**Directive**
Your job is to retype all of the data word for word, leaving every image out.

──────── Data for this task

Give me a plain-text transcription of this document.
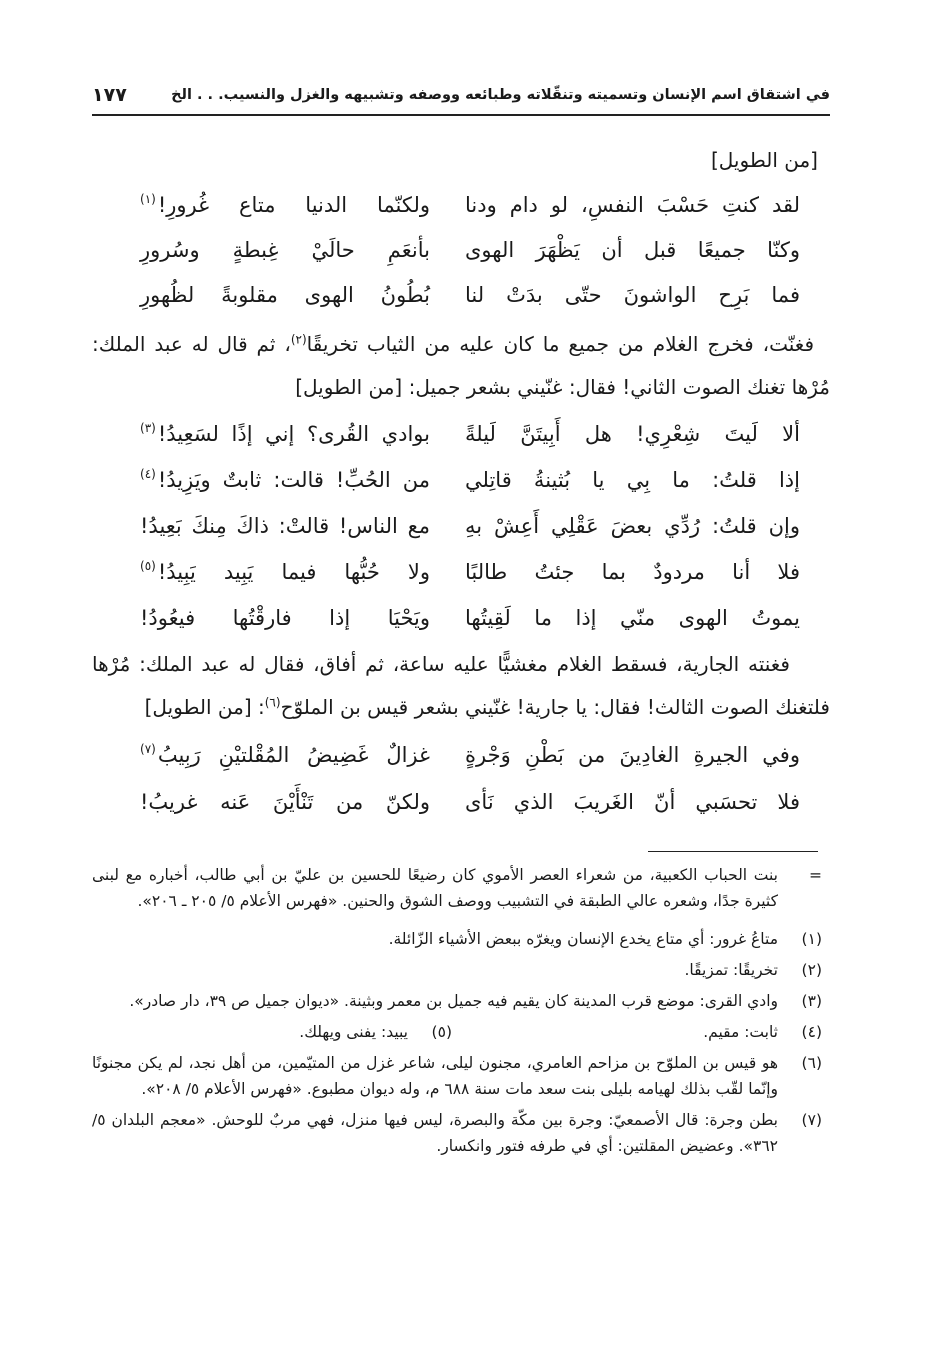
في اشتقاق اسم الإنسان وتسميته وتنقّلاته وطبائعه ووصفه وتشبيهه والغزل والنسيب. . . الخ
١٧٧
[من الطويل]
لقد كنتِ حَسْبَ النفسِ، لو دام ودنا
ولكنّما الدنيا متاع غُرورِ!
(١)
وكنّا جميعًا قبل أن يَظْهَرَ الهوى
بأنعَمِ حالَيْ غِبطةٍ وسُرورِ
فما بَرِح الواشونَ حتّى بدَتْ لنا
بُطُونُ الهوى مقلوبةً لظُهورِ

فغنّت، فخرج الغلام من جميع ما كان عليه من الثياب تخريقًا$^{(٢)}$، ثم قال له عبد الملك: مُرْها تغنك الصوت الثاني! فقال: غنّيني بشعر جميل: [من الطويل]

ألا لَيتَ شِعْرِي! هل أَبِيتَنَّ لَيلةً
بوادي القُرى؟ إني إذًا لسَعِيدُ!
(٣)
إذا قلتُ: ما بِي يا بُثينةُ قاتِلي
من الحُبِّ! قالت: ثابتٌ ويَزِيدُ!
(٤)
وإن قلتُ: رُدِّي بعضَ عَقْلِي أَعِشْ بهِ
مع الناس! قالتْ: ذاكَ مِنكَ بَعِيدُ!
فلا أنا مردودٌ بما جئتُ طالبًا
ولا حُبُّها فيما يَبِيد يَبِيدُ!
(٥)
يموتُ الهوى منّي إذا ما لَقِيتُها
ويَحْيَا إذا فارقْتُها فيعُودُ!

فغنته الجارية، فسقط الغلام مغشيًّا عليه ساعة، ثم أفاق، فقال له عبد الملك: مُرْها فلتغنك الصوت الثالث! فقال: يا جارية! غنّيني بشعر قيس بن الملوّح$^{(٦)}$: [من الطويل]

وفي الجيرةِ الغادِينَ من بَطْنِ وَجْرةٍ
غزالٌ غَضِيضُ المُقْلتيْنِ رَبِيبُ
(٧)
فلا تحسَبي أنّ الغَريبَ الذي نَأى
ولكنّ من تَنْأَيْنَ عَنه غريبُ!
=
بنت الحباب الكعبية، من شعراء العصر الأموي كان رضيعًا للحسين بن عليّ بن أبي طالب، أخباره مع لبنى كثيرة جدًا، وشعره عالي الطبقة في التشبيب ووصف الشوق والحنين. «فهرس الأعلام ٥/ ٢٠٥ ـ ٢٠٦».
(١)
متاعُ غرور: أي متاع يخدع الإنسان ويغرّه ببعض الأشياء الزّائلة.
(٢)
تخريقًا: تمزيقًا.
(٣)
وادي القرى: موضع قرب المدينة كان يقيم فيه جميل بن معمر وبثينة. «ديوان جميل ص ٣٩، دار صادر».
(٤)
ثابت: مقيم.
(٥)
يبيد: يفنى ويهلك.
(٦)
هو قيس بن الملوّح بن مزاحم العامري، مجنون ليلى، شاعر غزل من المتيّمين، من أهل نجد، لم يكن مجنونًا وإنّما لقّب بذلك لهيامه بليلى بنت سعد مات سنة ٦٨٨ م، وله ديوان مطبوع. «فهرس الأعلام ٥/ ٢٠٨».
(٧)
بطن وجرة: قال الأصمعيّ: وجرة بين مكّة والبصرة، ليس فيها منزل، فهي مربٌ للوحش. «معجم البلدان ٥/ ٣٦٢». وعضيض المقلتين: أي في طرفه فتور وانكسار.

────────────────

**Solution for this exercise**
Give me a plain-text transcription of this document.
في اشتقاق اسم الإنسان وتسميته وتنقّلاته وطبائعه ووصفه وتشبيهه والغزل والنسيب. . . الخ
١٧٧
[من الطويل]
لقد كنتِ حَسْبَ النفسِ، لو دام ودنا
ولكنّما الدنيا متاع غُرورِ!
(١)
وكنّا جميعًا قبل أن يَظْهَرَ الهوى
بأنعَمِ حالَيْ غِبطةٍ وسُرورِ
فما بَرِح الواشونَ حتّى بدَتْ لنا
بُطُونُ الهوى مقلوبةً لظُهورِ

فغنّت، فخرج الغلام من جميع ما كان عليه من الثياب تخريقًا$^{(٢)}$، ثم قال له عبد الملك: مُرْها تغنك الصوت الثاني! فقال: غنّيني بشعر جميل: [من الطويل]

ألا لَيتَ شِعْرِي! هل أَبِيتَنَّ لَيلةً
بوادي القُرى؟ إني إذًا لسَعِيدُ!
(٣)
إذا قلتُ: ما بِي يا بُثينةُ قاتِلي
من الحُبِّ! قالت: ثابتٌ ويَزِيدُ!
(٤)
وإن قلتُ: رُدِّي بعضَ عَقْلِي أَعِشْ بهِ
مع الناس! قالتْ: ذاكَ مِنكَ بَعِيدُ!
فلا أنا مردودٌ بما جئتُ طالبًا
ولا حُبُّها فيما يَبِيد يَبِيدُ!
(٥)
يموتُ الهوى منّي إذا ما لَقِيتُها
ويَحْيَا إذا فارقْتُها فيعُودُ!

فغنته الجارية، فسقط الغلام مغشيًّا عليه ساعة، ثم أفاق، فقال له عبد الملك: مُرْها فلتغنك الصوت الثالث! فقال: يا جارية! غنّيني بشعر قيس بن الملوّح$^{(٦)}$: [من الطويل]

وفي الجيرةِ الغادِينَ من بَطْنِ وَجْرةٍ
غزالٌ غَضِيضُ المُقْلتيْنِ رَبِيبُ
(٧)
فلا تحسَبي أنّ الغَريبَ الذي نَأى
ولكنّ من تَنْأَيْنَ عَنه غريبُ!
=
بنت الحباب الكعبية، من شعراء العصر الأموي كان رضيعًا للحسين بن عليّ بن أبي طالب، أخباره مع لبنى كثيرة جدًا، وشعره عالي الطبقة في التشبيب ووصف الشوق والحنين. «فهرس الأعلام ٥/ ٢٠٥ ـ ٢٠٦».
(١)
متاعُ غرور: أي متاع يخدع الإنسان ويغرّه ببعض الأشياء الزّائلة.
(٢)
تخريقًا: تمزيقًا.
(٣)
وادي القرى: موضع قرب المدينة كان يقيم فيه جميل بن معمر وبثينة. «ديوان جميل ص ٣٩، دار صادر».
(٤)
ثابت: مقيم.
(٥)
يبيد: يفنى ويهلك.
(٦)
هو قيس بن الملوّح بن مزاحم العامري، مجنون ليلى، شاعر غزل من المتيّمين، من أهل نجد، لم يكن مجنونًا وإنّما لقّب بذلك لهيامه بليلى بنت سعد مات سنة ٦٨٨ م، وله ديوان مطبوع. «فهرس الأعلام ٥/ ٢٠٨».
(٧)
بطن وجرة: قال الأصمعيّ: وجرة بين مكّة والبصرة، ليس فيها منزل، فهي مربٌ للوحش. «معجم البلدان ٥/ ٣٦٢». وعضيض المقلتين: أي في طرفه فتور وانكسار.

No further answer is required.